— Start of Dataset rows —
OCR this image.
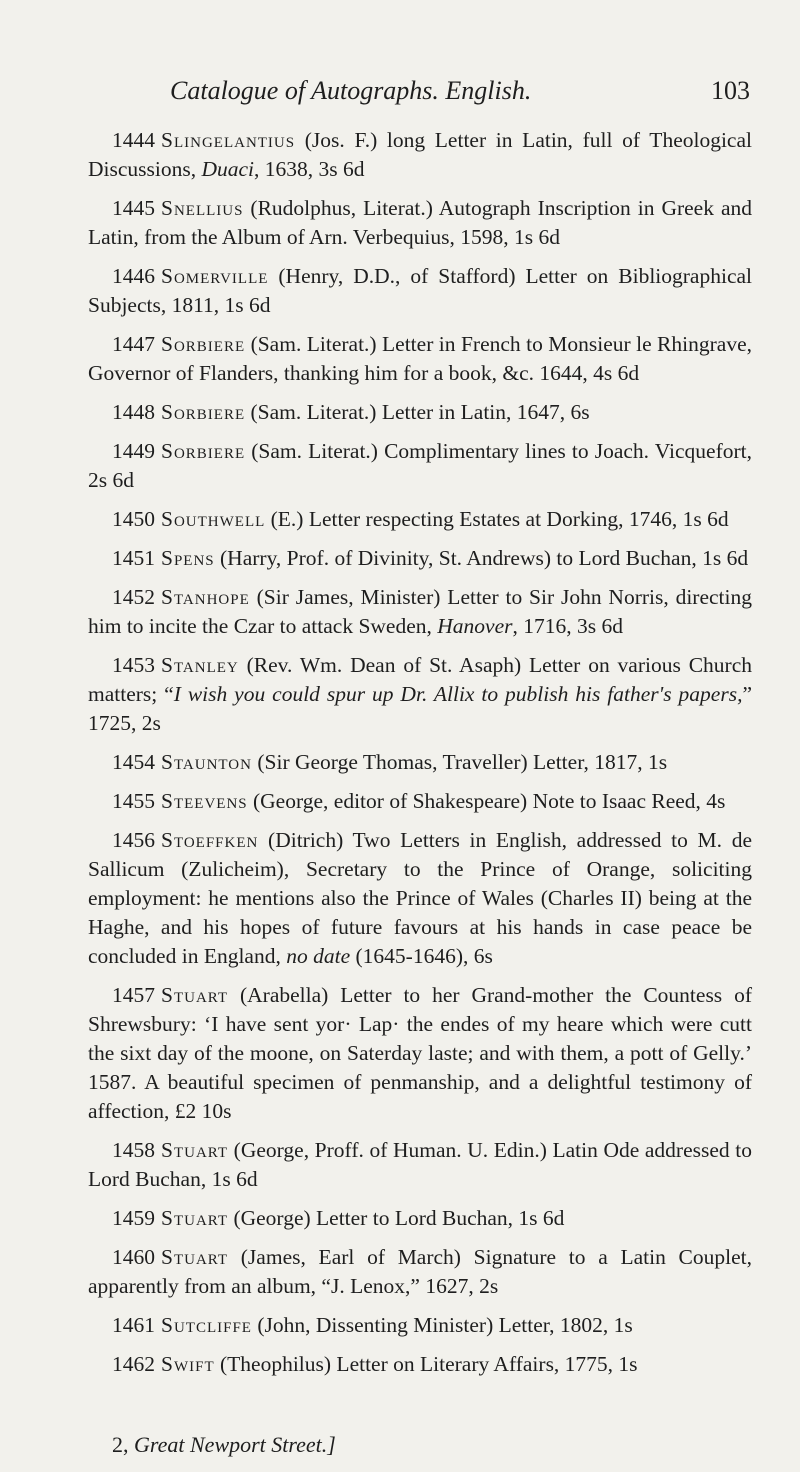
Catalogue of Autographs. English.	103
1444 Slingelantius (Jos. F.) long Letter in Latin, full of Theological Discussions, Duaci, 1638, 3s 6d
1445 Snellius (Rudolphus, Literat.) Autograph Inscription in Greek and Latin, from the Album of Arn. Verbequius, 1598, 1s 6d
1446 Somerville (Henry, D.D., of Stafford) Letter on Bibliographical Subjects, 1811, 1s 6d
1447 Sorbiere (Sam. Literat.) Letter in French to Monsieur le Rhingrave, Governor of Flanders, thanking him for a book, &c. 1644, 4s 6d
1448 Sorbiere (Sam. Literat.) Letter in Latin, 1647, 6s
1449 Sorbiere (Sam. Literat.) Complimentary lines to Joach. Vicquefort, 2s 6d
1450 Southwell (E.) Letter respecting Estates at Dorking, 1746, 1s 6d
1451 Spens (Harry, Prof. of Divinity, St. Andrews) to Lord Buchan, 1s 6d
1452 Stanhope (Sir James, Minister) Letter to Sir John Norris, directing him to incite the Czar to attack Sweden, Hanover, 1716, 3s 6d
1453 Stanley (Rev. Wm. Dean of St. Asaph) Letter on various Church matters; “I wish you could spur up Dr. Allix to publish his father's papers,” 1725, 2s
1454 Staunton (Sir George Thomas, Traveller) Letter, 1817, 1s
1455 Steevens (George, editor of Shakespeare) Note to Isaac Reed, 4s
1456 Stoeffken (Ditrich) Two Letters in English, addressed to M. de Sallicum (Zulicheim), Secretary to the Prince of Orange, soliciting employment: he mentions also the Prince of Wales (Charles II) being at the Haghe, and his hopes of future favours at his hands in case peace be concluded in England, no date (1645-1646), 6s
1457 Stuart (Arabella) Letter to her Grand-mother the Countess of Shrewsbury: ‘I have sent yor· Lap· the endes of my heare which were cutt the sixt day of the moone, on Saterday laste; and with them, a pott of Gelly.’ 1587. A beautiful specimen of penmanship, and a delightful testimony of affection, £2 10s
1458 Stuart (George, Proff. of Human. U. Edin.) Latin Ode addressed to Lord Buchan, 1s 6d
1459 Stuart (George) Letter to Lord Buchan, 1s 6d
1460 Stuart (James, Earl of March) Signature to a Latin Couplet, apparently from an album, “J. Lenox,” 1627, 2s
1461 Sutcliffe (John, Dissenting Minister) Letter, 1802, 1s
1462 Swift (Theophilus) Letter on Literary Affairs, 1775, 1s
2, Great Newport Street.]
— End of Dataset rows —
— Start of Dataset rows —
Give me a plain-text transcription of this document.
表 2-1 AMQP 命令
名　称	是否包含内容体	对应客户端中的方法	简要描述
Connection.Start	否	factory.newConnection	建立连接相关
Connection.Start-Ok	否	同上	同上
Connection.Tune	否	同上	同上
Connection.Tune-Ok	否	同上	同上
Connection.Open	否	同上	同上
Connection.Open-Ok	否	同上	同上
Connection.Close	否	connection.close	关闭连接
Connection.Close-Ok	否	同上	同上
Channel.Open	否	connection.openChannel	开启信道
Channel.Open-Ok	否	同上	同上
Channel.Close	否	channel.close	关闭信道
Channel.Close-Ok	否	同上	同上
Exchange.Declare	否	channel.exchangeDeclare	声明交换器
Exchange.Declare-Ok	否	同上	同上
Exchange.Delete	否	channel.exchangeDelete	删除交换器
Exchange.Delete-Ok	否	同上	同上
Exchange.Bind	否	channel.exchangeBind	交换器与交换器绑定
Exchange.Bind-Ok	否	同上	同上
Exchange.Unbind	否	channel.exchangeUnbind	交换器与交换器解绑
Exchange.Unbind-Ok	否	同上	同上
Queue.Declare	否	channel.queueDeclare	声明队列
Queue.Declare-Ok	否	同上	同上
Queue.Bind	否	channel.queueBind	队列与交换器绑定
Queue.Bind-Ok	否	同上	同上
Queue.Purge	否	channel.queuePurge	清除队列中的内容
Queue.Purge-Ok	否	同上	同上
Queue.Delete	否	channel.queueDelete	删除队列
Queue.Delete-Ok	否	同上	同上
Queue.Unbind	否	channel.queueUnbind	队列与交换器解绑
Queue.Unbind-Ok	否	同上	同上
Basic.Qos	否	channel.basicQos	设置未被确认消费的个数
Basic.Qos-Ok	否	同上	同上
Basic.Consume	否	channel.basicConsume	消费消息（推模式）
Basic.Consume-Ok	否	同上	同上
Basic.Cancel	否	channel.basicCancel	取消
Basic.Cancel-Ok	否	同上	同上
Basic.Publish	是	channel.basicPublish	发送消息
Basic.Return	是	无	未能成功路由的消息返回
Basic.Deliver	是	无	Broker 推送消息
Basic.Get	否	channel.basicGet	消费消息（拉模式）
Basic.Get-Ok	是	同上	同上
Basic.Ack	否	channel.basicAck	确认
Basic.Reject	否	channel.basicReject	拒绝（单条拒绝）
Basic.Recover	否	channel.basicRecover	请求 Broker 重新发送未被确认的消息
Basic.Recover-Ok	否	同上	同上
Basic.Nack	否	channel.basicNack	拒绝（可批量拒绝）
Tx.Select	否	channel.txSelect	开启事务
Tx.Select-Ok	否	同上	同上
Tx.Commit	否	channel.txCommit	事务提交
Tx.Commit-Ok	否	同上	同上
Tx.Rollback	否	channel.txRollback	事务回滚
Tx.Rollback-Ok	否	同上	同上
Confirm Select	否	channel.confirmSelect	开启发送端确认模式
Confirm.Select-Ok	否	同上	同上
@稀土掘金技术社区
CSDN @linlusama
— End of Dataset rows —
### Task requirements
Filter the data for the string "消费消息" and copy every line that has it.

### Answer below
Basic.Consume	否	channel.basicConsume	消费消息（推模式）
Basic.Get	否	channel.basicGet	消费消息（拉模式）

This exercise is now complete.